* **EXERCISE TASK**
Which lines in the material below contain the word "JSON"? Copy each of them.

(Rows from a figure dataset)
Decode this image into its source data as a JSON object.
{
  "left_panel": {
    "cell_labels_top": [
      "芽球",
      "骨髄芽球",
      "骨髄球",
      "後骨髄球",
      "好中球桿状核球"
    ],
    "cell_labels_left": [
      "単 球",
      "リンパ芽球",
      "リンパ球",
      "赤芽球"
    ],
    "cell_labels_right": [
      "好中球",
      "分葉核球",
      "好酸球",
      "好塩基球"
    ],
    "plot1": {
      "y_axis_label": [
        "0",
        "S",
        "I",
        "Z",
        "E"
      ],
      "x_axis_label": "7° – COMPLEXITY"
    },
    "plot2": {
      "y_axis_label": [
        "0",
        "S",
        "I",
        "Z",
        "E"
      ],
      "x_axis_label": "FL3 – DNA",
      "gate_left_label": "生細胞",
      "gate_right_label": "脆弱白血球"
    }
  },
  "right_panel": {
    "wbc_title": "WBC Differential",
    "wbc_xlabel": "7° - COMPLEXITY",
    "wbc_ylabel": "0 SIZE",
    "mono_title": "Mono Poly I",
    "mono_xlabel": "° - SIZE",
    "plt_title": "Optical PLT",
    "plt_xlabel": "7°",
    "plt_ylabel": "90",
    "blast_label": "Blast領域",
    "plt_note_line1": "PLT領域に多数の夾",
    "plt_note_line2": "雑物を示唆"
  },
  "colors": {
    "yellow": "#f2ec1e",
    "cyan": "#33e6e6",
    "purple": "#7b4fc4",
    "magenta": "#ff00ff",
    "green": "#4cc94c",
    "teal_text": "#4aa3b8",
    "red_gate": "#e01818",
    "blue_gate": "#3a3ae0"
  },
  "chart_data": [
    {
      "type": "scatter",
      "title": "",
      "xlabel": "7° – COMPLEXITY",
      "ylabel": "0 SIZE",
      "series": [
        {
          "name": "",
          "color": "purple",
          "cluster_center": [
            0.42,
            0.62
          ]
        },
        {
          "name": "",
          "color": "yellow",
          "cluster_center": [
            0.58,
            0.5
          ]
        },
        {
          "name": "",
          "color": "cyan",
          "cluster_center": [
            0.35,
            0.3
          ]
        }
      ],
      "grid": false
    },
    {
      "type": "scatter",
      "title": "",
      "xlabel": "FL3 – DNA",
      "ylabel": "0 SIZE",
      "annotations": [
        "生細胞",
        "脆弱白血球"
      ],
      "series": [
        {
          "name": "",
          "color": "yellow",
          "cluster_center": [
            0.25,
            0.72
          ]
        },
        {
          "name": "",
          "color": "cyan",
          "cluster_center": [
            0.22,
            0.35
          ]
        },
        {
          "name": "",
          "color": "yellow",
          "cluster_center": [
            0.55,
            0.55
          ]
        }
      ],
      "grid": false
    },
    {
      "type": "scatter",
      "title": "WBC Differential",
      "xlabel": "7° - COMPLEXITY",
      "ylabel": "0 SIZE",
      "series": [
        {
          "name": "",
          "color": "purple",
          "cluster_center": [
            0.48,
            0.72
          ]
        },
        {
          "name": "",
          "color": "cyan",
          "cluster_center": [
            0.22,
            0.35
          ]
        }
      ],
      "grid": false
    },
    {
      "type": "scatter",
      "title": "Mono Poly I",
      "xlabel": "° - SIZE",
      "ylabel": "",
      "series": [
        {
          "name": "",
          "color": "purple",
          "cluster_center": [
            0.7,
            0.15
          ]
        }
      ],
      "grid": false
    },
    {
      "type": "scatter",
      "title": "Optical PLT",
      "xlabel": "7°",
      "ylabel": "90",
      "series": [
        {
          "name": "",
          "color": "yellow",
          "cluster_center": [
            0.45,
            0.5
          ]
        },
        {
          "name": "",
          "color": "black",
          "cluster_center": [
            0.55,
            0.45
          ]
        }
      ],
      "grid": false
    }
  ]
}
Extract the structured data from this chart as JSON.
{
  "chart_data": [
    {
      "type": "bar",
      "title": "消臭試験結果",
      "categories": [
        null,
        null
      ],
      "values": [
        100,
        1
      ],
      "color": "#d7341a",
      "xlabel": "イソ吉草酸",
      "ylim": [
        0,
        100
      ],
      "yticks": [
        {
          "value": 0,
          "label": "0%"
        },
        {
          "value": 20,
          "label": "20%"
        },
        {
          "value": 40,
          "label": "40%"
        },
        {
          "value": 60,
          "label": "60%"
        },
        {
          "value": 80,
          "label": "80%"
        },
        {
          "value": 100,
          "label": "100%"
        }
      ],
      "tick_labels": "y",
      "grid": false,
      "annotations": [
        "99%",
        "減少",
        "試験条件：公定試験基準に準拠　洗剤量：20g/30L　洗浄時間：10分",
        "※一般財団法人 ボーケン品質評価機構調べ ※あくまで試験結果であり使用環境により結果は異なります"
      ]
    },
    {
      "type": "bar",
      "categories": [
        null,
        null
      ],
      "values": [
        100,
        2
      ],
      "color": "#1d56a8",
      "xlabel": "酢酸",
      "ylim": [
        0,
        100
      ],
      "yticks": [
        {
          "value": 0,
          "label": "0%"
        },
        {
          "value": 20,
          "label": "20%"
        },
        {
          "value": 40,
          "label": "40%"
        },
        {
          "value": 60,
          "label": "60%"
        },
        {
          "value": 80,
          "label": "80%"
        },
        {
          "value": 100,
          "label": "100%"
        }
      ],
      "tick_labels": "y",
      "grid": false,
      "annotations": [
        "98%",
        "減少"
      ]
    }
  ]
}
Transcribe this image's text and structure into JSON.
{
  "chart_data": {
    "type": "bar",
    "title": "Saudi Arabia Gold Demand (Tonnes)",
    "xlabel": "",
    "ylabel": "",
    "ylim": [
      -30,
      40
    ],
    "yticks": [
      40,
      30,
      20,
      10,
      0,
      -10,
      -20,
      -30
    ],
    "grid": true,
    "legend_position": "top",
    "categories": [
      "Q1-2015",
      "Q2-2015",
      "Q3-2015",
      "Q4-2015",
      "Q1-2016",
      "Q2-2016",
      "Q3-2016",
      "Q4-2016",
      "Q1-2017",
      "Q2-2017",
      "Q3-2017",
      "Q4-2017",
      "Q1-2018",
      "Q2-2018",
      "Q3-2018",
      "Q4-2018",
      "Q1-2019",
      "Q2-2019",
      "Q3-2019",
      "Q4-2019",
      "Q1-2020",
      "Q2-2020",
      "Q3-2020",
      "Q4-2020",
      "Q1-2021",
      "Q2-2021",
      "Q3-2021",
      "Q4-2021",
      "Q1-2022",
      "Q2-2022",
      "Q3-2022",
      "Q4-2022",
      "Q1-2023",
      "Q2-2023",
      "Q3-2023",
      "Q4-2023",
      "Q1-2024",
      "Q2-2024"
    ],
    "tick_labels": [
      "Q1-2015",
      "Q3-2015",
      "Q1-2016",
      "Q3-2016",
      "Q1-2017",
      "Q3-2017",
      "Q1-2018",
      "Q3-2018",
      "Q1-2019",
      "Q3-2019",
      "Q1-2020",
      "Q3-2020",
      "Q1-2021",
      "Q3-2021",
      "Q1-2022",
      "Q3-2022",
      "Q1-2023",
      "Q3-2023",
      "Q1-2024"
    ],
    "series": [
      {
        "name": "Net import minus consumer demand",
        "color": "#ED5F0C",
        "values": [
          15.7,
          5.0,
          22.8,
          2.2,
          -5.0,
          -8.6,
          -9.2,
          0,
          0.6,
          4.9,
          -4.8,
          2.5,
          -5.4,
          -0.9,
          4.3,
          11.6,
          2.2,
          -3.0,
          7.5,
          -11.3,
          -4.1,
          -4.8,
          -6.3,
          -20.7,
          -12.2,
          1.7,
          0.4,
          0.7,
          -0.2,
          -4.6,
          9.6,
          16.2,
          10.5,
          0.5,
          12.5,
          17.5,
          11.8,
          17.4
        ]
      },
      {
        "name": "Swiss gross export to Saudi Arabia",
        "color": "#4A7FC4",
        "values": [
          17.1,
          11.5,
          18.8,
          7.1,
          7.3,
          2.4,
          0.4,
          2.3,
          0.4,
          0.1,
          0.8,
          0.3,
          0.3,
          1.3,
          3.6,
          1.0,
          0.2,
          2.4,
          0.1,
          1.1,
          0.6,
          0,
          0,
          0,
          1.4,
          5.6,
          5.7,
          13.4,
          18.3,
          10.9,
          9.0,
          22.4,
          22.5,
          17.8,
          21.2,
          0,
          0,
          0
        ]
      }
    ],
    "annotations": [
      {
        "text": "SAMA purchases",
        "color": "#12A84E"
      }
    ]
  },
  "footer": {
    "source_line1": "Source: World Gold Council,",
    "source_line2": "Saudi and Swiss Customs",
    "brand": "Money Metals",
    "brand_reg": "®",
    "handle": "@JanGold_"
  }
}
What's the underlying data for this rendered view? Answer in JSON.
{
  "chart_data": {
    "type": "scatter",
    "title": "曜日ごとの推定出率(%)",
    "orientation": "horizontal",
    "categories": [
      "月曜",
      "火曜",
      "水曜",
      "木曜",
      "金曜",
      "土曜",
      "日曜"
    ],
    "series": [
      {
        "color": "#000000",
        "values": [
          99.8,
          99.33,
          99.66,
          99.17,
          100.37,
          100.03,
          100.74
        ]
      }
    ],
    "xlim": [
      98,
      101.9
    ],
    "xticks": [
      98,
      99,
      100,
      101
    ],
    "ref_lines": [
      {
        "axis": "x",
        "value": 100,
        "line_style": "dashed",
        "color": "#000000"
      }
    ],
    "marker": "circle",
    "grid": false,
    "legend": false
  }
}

* **WRITTEN RESPONSE**
Decode this image into its source data as a JSON object.
Extract the structured data from this chart as JSON.
Transcribe this image's text and structure into JSON.
What's the underlying data for this rendered view? Answer in JSON.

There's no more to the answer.